┌─ RECORDS SHOWN
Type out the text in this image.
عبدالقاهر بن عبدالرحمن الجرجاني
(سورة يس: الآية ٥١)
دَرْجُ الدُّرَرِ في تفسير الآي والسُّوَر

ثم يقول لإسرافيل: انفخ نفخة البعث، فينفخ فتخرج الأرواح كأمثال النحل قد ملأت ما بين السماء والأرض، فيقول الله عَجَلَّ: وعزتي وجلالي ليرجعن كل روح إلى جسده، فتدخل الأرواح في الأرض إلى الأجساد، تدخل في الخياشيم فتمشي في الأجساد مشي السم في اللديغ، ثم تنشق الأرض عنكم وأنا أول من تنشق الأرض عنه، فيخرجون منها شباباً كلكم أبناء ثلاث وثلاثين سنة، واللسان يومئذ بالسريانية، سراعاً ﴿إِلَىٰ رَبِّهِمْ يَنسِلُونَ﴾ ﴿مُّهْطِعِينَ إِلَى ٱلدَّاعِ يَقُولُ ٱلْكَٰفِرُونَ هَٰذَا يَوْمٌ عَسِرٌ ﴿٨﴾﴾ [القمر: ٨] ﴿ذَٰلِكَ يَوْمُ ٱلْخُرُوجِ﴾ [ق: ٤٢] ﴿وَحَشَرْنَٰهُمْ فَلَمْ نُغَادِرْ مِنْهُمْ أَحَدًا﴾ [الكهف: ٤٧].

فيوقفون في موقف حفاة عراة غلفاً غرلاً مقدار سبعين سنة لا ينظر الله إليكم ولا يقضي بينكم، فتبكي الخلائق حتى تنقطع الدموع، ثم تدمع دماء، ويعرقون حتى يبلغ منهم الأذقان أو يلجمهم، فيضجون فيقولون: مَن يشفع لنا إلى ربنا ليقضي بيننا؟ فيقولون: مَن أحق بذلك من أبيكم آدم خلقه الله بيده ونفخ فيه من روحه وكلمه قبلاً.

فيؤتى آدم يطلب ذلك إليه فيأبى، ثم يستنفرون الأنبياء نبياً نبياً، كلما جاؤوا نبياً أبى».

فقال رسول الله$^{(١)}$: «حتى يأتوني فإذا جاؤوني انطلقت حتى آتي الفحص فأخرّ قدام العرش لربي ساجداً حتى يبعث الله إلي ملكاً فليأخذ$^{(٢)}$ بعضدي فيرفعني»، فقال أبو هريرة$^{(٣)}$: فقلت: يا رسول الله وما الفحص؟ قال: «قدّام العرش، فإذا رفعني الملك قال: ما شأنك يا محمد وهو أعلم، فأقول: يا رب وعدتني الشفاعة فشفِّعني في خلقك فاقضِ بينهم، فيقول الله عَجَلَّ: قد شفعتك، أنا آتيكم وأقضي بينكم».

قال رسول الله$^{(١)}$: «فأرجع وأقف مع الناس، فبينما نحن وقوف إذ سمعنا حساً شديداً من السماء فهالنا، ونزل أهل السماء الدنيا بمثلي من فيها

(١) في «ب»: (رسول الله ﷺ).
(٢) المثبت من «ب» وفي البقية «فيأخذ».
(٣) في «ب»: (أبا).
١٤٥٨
└─
Extract all of the data shown above and repeat it verbatim.

IN RESPONSE:
Type out the text in this image.
عبدالقاهر بن عبدالرحمن الجرجاني
(سورة يس: الآية ٥١)
دَرْجُ الدُّرَرِ في تفسير الآي والسُّوَر

ثم يقول لإسرافيل: انفخ نفخة البعث، فينفخ فتخرج الأرواح كأمثال النحل قد ملأت ما بين السماء والأرض، فيقول الله عَجَلَّ: وعزتي وجلالي ليرجعن كل روح إلى جسده، فتدخل الأرواح في الأرض إلى الأجساد، تدخل في الخياشيم فتمشي في الأجساد مشي السم في اللديغ، ثم تنشق الأرض عنكم وأنا أول من تنشق الأرض عنه، فيخرجون منها شباباً كلكم أبناء ثلاث وثلاثين سنة، واللسان يومئذ بالسريانية، سراعاً ﴿إِلَىٰ رَبِّهِمْ يَنسِلُونَ﴾ ﴿مُّهْطِعِينَ إِلَى ٱلدَّاعِ يَقُولُ ٱلْكَٰفِرُونَ هَٰذَا يَوْمٌ عَسِرٌ ﴿٨﴾﴾ [القمر: ٨] ﴿ذَٰلِكَ يَوْمُ ٱلْخُرُوجِ﴾ [ق: ٤٢] ﴿وَحَشَرْنَٰهُمْ فَلَمْ نُغَادِرْ مِنْهُمْ أَحَدًا﴾ [الكهف: ٤٧].

فيوقفون في موقف حفاة عراة غلفاً غرلاً مقدار سبعين سنة لا ينظر الله إليكم ولا يقضي بينكم، فتبكي الخلائق حتى تنقطع الدموع، ثم تدمع دماء، ويعرقون حتى يبلغ منهم الأذقان أو يلجمهم، فيضجون فيقولون: مَن يشفع لنا إلى ربنا ليقضي بيننا؟ فيقولون: مَن أحق بذلك من أبيكم آدم خلقه الله بيده ونفخ فيه من روحه وكلمه قبلاً.

فيؤتى آدم يطلب ذلك إليه فيأبى، ثم يستنفرون الأنبياء نبياً نبياً، كلما جاؤوا نبياً أبى».

فقال رسول الله$^{(١)}$: «حتى يأتوني فإذا جاؤوني انطلقت حتى آتي الفحص فأخرّ قدام العرش لربي ساجداً حتى يبعث الله إلي ملكاً فليأخذ$^{(٢)}$ بعضدي فيرفعني»، فقال أبو هريرة$^{(٣)}$: فقلت: يا رسول الله وما الفحص؟ قال: «قدّام العرش، فإذا رفعني الملك قال: ما شأنك يا محمد وهو أعلم، فأقول: يا رب وعدتني الشفاعة فشفِّعني في خلقك فاقضِ بينهم، فيقول الله عَجَلَّ: قد شفعتك، أنا آتيكم وأقضي بينكم».

قال رسول الله$^{(١)}$: «فأرجع وأقف مع الناس، فبينما نحن وقوف إذ سمعنا حساً شديداً من السماء فهالنا، ونزل أهل السماء الدنيا بمثلي من فيها

(١) في «ب»: (رسول الله ﷺ).
(٢) المثبت من «ب» وفي البقية «فيأخذ».
(٣) في «ب»: (أبا).
١٤٥٨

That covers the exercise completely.